»»
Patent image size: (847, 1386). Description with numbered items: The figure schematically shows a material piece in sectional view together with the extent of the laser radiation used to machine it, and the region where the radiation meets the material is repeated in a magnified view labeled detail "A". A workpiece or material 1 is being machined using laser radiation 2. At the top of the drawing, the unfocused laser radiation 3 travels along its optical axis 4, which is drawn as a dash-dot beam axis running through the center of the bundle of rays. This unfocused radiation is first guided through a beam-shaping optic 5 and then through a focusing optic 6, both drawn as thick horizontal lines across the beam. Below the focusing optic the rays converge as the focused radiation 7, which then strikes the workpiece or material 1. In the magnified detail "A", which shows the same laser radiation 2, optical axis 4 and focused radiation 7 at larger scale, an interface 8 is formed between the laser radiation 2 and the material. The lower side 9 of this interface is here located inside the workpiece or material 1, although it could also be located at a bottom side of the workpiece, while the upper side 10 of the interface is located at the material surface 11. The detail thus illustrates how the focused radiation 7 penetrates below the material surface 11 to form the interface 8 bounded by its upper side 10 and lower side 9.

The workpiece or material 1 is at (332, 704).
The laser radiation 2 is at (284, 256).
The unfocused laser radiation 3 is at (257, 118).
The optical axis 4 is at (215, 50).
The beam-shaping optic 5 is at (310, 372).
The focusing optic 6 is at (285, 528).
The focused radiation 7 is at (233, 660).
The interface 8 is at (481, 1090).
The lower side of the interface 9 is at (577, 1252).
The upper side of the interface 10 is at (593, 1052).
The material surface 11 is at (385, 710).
««
GIVEN INSTRUCTION
Repeat all of the lines above word for word, without changing anything.

WRITTEN SOLUTION
Patent image size: (847, 1386). Description with numbered items: The figure schematically shows a material piece in sectional view together with the extent of the laser radiation used to machine it, and the region where the radiation meets the material is repeated in a magnified view labeled detail "A". A workpiece or material 1 is being machined using laser radiation 2. At the top of the drawing, the unfocused laser radiation 3 travels along its optical axis 4, which is drawn as a dash-dot beam axis running through the center of the bundle of rays. This unfocused radiation is first guided through a beam-shaping optic 5 and then through a focusing optic 6, both drawn as thick horizontal lines across the beam. Below the focusing optic the rays converge as the focused radiation 7, which then strikes the workpiece or material 1. In the magnified detail "A", which shows the same laser radiation 2, optical axis 4 and focused radiation 7 at larger scale, an interface 8 is formed between the laser radiation 2 and the material. The lower side 9 of this interface is here located inside the workpiece or material 1, although it could also be located at a bottom side of the workpiece, while the upper side 10 of the interface is located at the material surface 11. The detail thus illustrates how the focused radiation 7 penetrates below the material surface 11 to form the interface 8 bounded by its upper side 10 and lower side 9.

The workpiece or material 1 is at (332, 704).
The laser radiation 2 is at (284, 256).
The unfocused laser radiation 3 is at (257, 118).
The optical axis 4 is at (215, 50).
The beam-shaping optic 5 is at (310, 372).
The focusing optic 6 is at (285, 528).
The focused radiation 7 is at (233, 660).
The interface 8 is at (481, 1090).
The lower side of the interface 9 is at (577, 1252).
The upper side of the interface 10 is at (593, 1052).
The material surface 11 is at (385, 710).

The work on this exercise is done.